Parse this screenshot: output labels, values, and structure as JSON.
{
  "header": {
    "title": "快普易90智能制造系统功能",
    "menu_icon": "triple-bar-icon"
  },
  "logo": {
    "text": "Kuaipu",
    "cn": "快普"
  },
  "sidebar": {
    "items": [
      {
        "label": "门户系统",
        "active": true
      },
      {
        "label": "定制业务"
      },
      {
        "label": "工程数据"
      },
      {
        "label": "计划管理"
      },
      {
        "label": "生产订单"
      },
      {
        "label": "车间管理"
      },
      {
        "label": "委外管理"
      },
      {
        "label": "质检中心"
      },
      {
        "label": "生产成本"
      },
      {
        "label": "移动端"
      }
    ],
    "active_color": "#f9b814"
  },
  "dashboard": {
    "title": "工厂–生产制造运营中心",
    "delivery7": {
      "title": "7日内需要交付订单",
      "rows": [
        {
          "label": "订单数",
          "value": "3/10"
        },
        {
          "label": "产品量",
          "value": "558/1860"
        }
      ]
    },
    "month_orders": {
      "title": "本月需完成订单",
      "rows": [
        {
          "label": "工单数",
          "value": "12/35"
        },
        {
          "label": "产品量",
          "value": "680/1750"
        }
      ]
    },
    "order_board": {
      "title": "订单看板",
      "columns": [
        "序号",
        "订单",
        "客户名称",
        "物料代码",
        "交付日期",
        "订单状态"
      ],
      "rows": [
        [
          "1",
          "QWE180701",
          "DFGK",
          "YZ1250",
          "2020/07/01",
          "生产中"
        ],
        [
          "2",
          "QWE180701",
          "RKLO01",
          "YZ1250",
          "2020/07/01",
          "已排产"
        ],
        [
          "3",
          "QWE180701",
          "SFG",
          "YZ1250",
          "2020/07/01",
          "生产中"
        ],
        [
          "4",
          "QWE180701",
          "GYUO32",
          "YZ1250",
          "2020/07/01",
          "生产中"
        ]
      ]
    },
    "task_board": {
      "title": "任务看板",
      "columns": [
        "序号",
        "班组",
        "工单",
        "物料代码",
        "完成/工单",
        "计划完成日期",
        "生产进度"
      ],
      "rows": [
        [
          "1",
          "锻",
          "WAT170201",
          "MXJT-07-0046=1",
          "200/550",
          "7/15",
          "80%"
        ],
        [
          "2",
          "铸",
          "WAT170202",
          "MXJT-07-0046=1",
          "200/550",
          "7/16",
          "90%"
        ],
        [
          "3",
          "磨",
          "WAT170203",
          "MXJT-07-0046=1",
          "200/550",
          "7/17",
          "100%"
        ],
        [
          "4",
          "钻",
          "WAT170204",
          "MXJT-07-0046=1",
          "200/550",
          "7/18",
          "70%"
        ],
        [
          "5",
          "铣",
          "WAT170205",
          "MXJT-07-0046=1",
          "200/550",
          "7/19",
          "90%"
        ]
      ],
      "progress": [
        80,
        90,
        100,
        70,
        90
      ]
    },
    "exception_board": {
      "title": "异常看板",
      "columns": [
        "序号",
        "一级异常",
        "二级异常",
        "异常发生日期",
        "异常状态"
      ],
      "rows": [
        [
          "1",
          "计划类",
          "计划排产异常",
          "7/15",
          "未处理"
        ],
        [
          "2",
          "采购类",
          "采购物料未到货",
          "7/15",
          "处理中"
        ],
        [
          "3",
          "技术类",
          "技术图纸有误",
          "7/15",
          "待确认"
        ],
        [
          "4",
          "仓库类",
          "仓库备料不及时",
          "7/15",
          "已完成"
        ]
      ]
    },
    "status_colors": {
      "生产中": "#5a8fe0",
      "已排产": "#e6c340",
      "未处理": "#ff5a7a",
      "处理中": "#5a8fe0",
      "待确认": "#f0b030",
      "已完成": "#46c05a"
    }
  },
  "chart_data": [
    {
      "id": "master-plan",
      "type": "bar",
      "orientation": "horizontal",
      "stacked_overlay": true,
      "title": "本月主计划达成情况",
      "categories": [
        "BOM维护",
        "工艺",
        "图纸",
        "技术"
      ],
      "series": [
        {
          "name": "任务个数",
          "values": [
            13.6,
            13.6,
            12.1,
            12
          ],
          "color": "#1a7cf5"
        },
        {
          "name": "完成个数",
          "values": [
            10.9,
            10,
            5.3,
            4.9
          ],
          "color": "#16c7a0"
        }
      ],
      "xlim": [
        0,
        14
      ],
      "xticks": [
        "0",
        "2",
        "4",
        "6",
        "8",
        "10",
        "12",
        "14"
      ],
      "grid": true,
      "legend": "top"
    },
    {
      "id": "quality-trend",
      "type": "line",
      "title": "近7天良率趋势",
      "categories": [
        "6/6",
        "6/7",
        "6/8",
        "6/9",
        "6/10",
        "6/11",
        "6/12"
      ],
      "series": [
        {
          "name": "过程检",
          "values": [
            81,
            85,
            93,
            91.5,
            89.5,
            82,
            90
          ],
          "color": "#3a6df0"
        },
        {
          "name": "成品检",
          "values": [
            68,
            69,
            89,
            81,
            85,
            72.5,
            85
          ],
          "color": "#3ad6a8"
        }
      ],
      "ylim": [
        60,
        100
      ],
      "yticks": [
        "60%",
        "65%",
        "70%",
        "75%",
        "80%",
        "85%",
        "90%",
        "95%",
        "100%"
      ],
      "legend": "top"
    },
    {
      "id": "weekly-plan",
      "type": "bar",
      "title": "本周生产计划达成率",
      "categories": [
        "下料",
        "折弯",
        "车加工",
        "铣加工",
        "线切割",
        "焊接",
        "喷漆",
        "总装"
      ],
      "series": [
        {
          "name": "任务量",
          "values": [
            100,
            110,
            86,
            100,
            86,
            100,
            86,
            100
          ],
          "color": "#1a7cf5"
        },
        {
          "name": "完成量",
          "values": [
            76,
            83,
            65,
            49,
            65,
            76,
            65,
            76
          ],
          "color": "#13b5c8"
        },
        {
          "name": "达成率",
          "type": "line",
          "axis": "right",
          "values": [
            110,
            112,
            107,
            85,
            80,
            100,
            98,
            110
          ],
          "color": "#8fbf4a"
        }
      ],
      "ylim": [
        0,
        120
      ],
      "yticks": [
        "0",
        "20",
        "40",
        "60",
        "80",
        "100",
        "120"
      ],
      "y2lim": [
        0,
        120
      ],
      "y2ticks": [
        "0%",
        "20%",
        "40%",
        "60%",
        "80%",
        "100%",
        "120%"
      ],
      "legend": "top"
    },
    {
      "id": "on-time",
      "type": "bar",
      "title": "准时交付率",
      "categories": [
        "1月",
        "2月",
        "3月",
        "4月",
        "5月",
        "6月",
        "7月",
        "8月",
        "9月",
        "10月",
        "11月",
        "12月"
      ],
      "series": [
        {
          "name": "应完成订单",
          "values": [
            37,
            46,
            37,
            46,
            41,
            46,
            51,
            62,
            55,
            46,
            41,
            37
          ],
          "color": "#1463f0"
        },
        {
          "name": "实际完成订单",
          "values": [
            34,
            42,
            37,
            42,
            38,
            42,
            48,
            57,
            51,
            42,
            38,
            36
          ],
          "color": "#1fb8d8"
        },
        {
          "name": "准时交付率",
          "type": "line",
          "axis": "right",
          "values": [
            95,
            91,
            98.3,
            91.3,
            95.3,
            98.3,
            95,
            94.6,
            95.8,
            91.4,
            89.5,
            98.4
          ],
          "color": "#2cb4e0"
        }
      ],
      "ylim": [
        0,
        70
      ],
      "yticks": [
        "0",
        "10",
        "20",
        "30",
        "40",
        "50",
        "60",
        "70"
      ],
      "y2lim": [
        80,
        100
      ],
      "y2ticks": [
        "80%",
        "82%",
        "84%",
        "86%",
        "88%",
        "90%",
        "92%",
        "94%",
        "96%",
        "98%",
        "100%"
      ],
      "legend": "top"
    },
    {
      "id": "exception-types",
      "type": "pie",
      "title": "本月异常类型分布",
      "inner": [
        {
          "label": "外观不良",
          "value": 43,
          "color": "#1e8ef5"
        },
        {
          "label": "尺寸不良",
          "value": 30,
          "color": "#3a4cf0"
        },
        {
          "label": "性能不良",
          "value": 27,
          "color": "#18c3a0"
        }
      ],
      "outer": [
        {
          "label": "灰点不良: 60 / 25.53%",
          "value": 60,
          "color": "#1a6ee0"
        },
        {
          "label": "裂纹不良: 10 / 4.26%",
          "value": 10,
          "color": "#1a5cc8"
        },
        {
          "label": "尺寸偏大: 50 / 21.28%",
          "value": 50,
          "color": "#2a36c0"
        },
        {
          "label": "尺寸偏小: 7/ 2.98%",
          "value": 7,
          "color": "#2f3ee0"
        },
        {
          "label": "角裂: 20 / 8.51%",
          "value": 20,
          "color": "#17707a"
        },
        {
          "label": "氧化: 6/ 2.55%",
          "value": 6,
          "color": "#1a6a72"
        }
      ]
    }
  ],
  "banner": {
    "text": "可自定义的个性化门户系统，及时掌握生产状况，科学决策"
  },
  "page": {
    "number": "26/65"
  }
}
·····
## Written exercise
Say how many lines in the records contain the string "text", and say nothing else.

## Worked solution
2